**** PROVIDED RECORDS
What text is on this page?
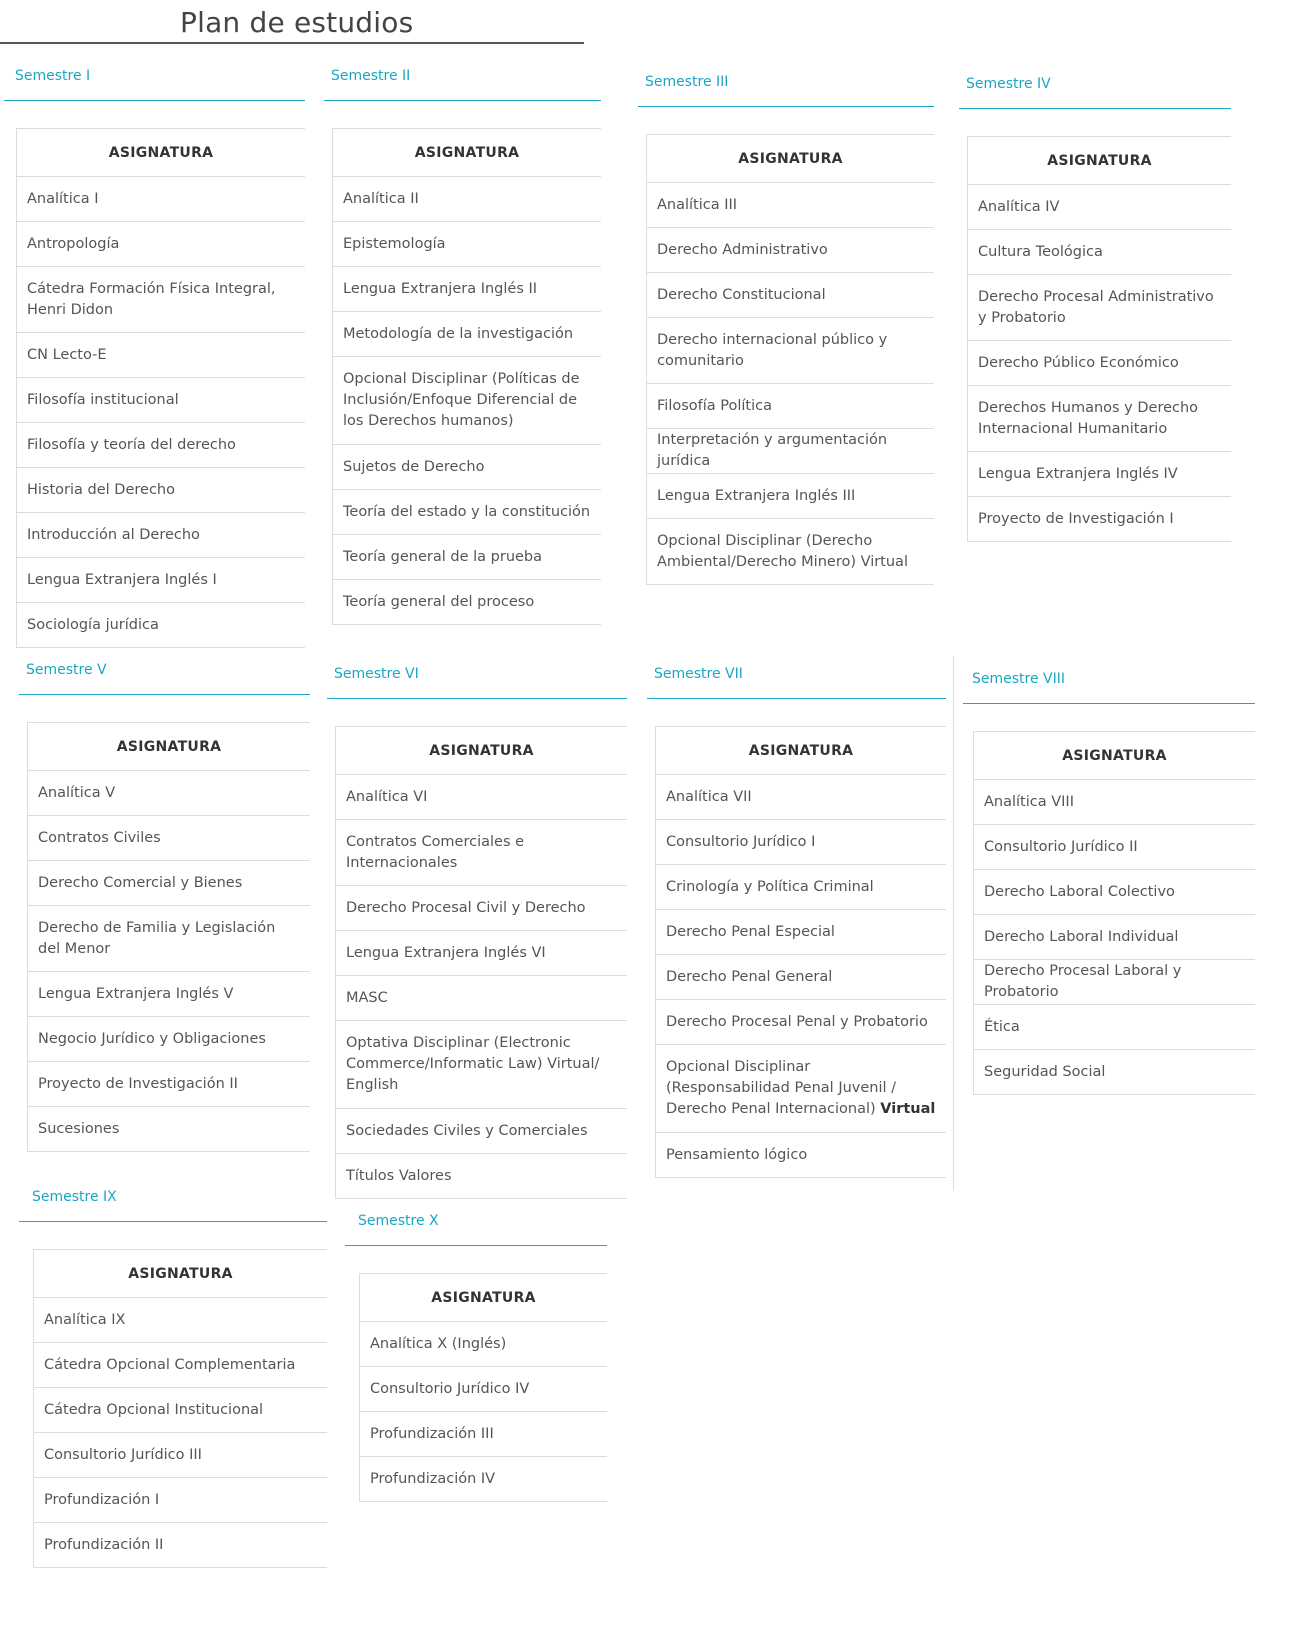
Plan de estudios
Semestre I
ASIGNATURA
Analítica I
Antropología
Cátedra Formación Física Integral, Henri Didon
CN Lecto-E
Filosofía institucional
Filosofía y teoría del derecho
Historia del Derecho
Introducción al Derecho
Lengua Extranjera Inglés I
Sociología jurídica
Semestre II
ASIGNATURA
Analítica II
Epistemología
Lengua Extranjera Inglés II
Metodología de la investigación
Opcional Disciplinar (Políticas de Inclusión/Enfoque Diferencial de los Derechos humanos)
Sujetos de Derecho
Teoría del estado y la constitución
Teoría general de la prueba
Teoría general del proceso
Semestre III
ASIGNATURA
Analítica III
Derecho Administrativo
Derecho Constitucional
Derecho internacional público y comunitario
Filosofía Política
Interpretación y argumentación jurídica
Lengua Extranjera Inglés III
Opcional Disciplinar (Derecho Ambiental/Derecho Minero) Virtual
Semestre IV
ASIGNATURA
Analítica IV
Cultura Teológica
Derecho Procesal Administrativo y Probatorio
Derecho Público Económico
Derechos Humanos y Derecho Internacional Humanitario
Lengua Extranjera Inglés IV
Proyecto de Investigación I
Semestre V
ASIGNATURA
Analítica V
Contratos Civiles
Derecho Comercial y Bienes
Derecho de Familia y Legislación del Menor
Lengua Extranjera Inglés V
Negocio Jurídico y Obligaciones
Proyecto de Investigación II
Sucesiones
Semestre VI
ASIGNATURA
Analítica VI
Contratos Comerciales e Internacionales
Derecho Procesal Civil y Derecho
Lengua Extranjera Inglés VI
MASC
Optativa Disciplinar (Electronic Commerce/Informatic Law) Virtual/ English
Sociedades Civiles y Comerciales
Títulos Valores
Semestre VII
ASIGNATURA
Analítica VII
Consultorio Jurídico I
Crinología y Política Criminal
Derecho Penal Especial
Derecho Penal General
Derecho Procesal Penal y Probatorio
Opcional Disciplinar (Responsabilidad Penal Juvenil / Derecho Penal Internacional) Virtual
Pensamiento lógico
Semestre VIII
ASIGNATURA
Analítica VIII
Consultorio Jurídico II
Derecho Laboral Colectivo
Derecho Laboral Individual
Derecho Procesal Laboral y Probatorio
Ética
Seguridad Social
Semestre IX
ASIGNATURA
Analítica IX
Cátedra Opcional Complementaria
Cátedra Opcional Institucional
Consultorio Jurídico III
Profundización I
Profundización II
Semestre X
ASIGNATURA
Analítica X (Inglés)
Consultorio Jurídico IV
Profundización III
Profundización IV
********
**** PROVIDED RECORDS
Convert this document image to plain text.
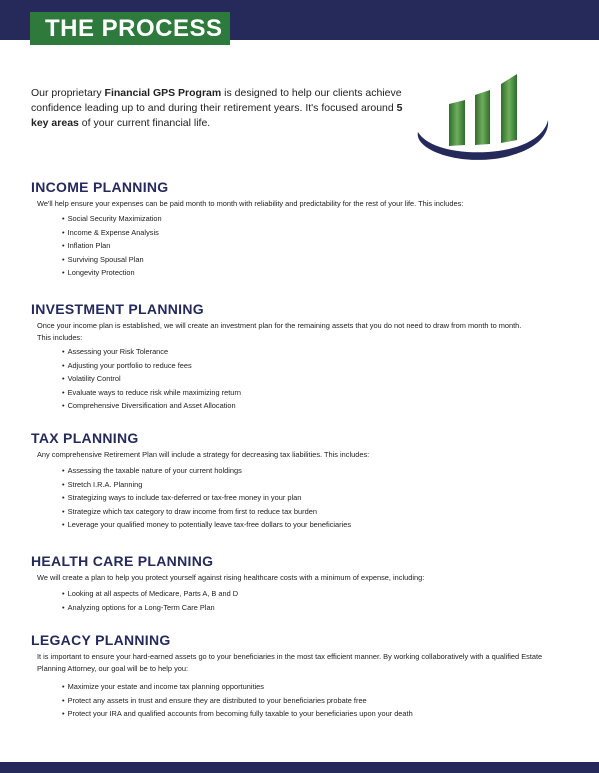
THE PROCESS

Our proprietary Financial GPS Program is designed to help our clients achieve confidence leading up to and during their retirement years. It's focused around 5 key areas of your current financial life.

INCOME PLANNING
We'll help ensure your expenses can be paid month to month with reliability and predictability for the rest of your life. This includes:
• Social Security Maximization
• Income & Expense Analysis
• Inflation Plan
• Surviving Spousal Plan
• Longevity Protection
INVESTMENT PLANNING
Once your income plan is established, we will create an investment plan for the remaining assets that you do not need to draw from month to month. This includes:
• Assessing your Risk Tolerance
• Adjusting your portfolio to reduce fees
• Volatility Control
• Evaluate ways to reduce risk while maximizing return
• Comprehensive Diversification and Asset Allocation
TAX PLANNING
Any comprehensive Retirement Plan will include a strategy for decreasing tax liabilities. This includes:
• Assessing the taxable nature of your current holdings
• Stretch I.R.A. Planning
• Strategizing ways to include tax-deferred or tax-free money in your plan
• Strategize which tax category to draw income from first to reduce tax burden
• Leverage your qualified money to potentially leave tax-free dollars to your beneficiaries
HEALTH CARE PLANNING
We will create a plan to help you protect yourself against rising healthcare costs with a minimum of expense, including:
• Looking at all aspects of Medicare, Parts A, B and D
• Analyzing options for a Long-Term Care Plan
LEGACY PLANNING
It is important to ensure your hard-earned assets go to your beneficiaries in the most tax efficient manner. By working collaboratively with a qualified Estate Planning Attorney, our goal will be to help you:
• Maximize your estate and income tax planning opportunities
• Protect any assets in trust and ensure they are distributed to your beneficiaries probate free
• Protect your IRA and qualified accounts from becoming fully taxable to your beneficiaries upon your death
********
* **DESCRIPTION OF THE TASK**: Each line that has the word "assets" should be copied.

* **WRITTEN RESPONSE**:
Once your income plan is established, we will create an investment plan for the remaining assets that you do not need to draw from month to month. This includes:
It is important to ensure your hard-earned assets go to your beneficiaries in the most tax efficient manner. By working collaboratively with a qualified Estate Planning Attorney, our goal will be to help you:
• Protect any assets in trust and ensure they are distributed to your beneficiaries probate free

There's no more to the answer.